■ EXERCISE OBJECTIVE:
Each entry below should be written out exactly as it is, with no pictures.

[Data entries for graphics]
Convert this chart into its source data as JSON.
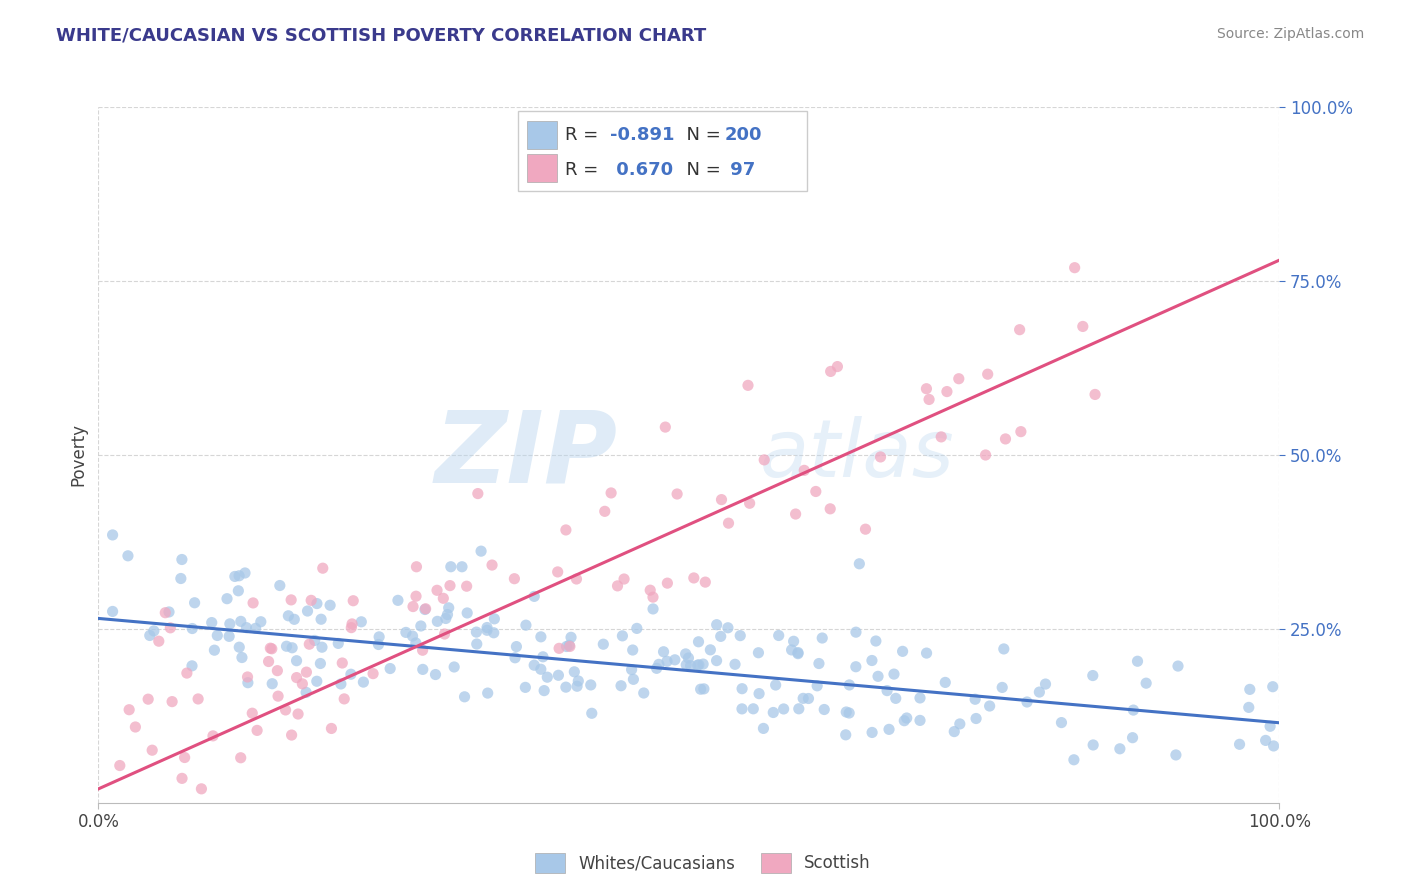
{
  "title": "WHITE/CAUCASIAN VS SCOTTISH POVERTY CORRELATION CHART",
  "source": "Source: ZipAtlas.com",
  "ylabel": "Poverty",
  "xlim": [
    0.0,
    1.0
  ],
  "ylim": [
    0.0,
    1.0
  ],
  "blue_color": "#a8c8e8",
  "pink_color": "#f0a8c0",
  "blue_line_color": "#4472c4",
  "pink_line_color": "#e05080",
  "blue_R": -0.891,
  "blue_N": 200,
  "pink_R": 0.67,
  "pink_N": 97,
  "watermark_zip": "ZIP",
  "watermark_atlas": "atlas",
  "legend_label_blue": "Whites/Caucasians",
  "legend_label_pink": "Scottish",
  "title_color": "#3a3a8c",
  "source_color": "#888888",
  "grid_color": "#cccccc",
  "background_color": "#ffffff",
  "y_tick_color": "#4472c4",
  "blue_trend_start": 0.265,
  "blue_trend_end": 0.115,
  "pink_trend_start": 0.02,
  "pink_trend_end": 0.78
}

■ TASK RESULT:
Convert this chart into its source data as JSON.
{
  "title": "WHITE/CAUCASIAN VS SCOTTISH POVERTY CORRELATION CHART",
  "source": "Source: ZipAtlas.com",
  "ylabel": "Poverty",
  "xlim": [
    0.0,
    1.0
  ],
  "ylim": [
    0.0,
    1.0
  ],
  "blue_color": "#a8c8e8",
  "pink_color": "#f0a8c0",
  "blue_line_color": "#4472c4",
  "pink_line_color": "#e05080",
  "blue_R": -0.891,
  "blue_N": 200,
  "pink_R": 0.67,
  "pink_N": 97,
  "watermark_zip": "ZIP",
  "watermark_atlas": "atlas",
  "legend_label_blue": "Whites/Caucasians",
  "legend_label_pink": "Scottish",
  "title_color": "#3a3a8c",
  "source_color": "#888888",
  "grid_color": "#cccccc",
  "background_color": "#ffffff",
  "y_tick_color": "#4472c4",
  "blue_trend_start": 0.265,
  "blue_trend_end": 0.115,
  "pink_trend_start": 0.02,
  "pink_trend_end": 0.78
}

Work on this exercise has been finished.